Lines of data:
###
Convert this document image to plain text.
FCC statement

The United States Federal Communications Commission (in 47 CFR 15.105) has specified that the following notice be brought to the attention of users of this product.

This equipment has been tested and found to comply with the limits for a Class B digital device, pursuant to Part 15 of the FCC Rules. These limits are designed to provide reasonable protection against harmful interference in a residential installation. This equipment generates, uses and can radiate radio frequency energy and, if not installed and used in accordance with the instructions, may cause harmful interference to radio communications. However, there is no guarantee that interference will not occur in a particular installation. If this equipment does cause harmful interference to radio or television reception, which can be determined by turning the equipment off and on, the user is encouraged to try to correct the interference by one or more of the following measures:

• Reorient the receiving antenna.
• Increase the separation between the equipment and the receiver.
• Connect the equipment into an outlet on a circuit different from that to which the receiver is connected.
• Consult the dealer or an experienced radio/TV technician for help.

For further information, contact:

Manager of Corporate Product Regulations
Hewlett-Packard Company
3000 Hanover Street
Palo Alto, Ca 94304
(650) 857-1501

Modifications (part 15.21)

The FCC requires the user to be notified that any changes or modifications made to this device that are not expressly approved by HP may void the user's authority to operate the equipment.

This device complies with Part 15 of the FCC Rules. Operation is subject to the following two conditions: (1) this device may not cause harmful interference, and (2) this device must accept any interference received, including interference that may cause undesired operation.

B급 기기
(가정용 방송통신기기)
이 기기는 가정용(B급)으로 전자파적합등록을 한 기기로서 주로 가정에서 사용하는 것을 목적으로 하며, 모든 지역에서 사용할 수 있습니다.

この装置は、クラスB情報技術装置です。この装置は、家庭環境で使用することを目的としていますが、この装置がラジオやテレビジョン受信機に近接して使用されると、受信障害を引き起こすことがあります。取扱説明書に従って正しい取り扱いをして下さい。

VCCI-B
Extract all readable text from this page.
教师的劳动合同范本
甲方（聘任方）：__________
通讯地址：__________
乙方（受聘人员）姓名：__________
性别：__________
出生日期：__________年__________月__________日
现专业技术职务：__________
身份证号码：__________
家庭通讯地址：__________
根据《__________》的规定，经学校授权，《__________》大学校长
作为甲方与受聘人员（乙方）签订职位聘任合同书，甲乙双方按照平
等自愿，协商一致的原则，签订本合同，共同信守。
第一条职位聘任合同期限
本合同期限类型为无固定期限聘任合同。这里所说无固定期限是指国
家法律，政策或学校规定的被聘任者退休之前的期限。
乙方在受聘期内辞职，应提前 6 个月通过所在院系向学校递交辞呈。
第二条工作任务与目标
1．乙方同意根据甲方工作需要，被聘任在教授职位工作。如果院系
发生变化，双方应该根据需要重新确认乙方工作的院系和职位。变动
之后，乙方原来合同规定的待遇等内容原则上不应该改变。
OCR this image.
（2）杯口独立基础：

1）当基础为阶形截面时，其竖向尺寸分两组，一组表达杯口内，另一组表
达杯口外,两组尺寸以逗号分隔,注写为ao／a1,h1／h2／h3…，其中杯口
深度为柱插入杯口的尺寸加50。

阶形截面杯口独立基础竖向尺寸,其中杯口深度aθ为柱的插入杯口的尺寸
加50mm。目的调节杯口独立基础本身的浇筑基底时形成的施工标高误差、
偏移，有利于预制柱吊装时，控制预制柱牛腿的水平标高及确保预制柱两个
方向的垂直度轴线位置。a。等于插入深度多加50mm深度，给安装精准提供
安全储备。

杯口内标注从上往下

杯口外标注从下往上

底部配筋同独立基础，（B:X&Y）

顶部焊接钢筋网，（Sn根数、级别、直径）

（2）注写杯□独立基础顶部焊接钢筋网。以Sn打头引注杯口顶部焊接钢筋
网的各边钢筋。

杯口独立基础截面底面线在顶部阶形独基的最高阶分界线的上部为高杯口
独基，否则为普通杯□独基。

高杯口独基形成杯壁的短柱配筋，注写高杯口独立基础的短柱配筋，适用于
###
### WHAT YOU SHOULD DO
Go through the data and return every record exactly.

### FINISHED ANSWER
Convert this document image to plain text.
FCC statement

The United States Federal Communications Commission (in 47 CFR 15.105) has specified that the following notice be brought to the attention of users of this product.

This equipment has been tested and found to comply with the limits for a Class B digital device, pursuant to Part 15 of the FCC Rules. These limits are designed to provide reasonable protection against harmful interference in a residential installation. This equipment generates, uses and can radiate radio frequency energy and, if not installed and used in accordance with the instructions, may cause harmful interference to radio communications. However, there is no guarantee that interference will not occur in a particular installation. If this equipment does cause harmful interference to radio or television reception, which can be determined by turning the equipment off and on, the user is encouraged to try to correct the interference by one or more of the following measures:

• Reorient the receiving antenna.
• Increase the separation between the equipment and the receiver.
• Connect the equipment into an outlet on a circuit different from that to which the receiver is connected.
• Consult the dealer or an experienced radio/TV technician for help.

For further information, contact:

Manager of Corporate Product Regulations
Hewlett-Packard Company
3000 Hanover Street
Palo Alto, Ca 94304
(650) 857-1501

Modifications (part 15.21)

The FCC requires the user to be notified that any changes or modifications made to this device that are not expressly approved by HP may void the user's authority to operate the equipment.

This device complies with Part 15 of the FCC Rules. Operation is subject to the following two conditions: (1) this device may not cause harmful interference, and (2) this device must accept any interference received, including interference that may cause undesired operation.

B급 기기
(가정용 방송통신기기)
이 기기는 가정용(B급)으로 전자파적합등록을 한 기기로서 주로 가정에서 사용하는 것을 목적으로 하며, 모든 지역에서 사용할 수 있습니다.

この装置は、クラスB情報技術装置です。この装置は、家庭環境で使用することを目的としていますが、この装置がラジオやテレビジョン受信機に近接して使用されると、受信障害を引き起こすことがあります。取扱説明書に従って正しい取り扱いをして下さい。

VCCI-B
Extract all readable text from this page.
教师的劳动合同范本
甲方（聘任方）：__________
通讯地址：__________
乙方（受聘人员）姓名：__________
性别：__________
出生日期：__________年__________月__________日
现专业技术职务：__________
身份证号码：__________
家庭通讯地址：__________
根据《__________》的规定，经学校授权，《__________》大学校长
作为甲方与受聘人员（乙方）签订职位聘任合同书，甲乙双方按照平
等自愿，协商一致的原则，签订本合同，共同信守。
第一条职位聘任合同期限
本合同期限类型为无固定期限聘任合同。这里所说无固定期限是指国
家法律，政策或学校规定的被聘任者退休之前的期限。
乙方在受聘期内辞职，应提前 6 个月通过所在院系向学校递交辞呈。
第二条工作任务与目标
1．乙方同意根据甲方工作需要，被聘任在教授职位工作。如果院系
发生变化，双方应该根据需要重新确认乙方工作的院系和职位。变动
之后，乙方原来合同规定的待遇等内容原则上不应该改变。
OCR this image.
（2）杯口独立基础：

1）当基础为阶形截面时，其竖向尺寸分两组，一组表达杯口内，另一组表
达杯口外,两组尺寸以逗号分隔,注写为ao／a1,h1／h2／h3…，其中杯口
深度为柱插入杯口的尺寸加50。

阶形截面杯口独立基础竖向尺寸,其中杯口深度aθ为柱的插入杯口的尺寸
加50mm。目的调节杯口独立基础本身的浇筑基底时形成的施工标高误差、
偏移，有利于预制柱吊装时，控制预制柱牛腿的水平标高及确保预制柱两个
方向的垂直度轴线位置。a。等于插入深度多加50mm深度，给安装精准提供
安全储备。

杯口内标注从上往下

杯口外标注从下往上

底部配筋同独立基础，（B:X&Y）

顶部焊接钢筋网，（Sn根数、级别、直径）

（2）注写杯□独立基础顶部焊接钢筋网。以Sn打头引注杯口顶部焊接钢筋
网的各边钢筋。

杯口独立基础截面底面线在顶部阶形独基的最高阶分界线的上部为高杯口
独基，否则为普通杯□独基。

高杯口独基形成杯壁的短柱配筋，注写高杯口独立基础的短柱配筋，适用于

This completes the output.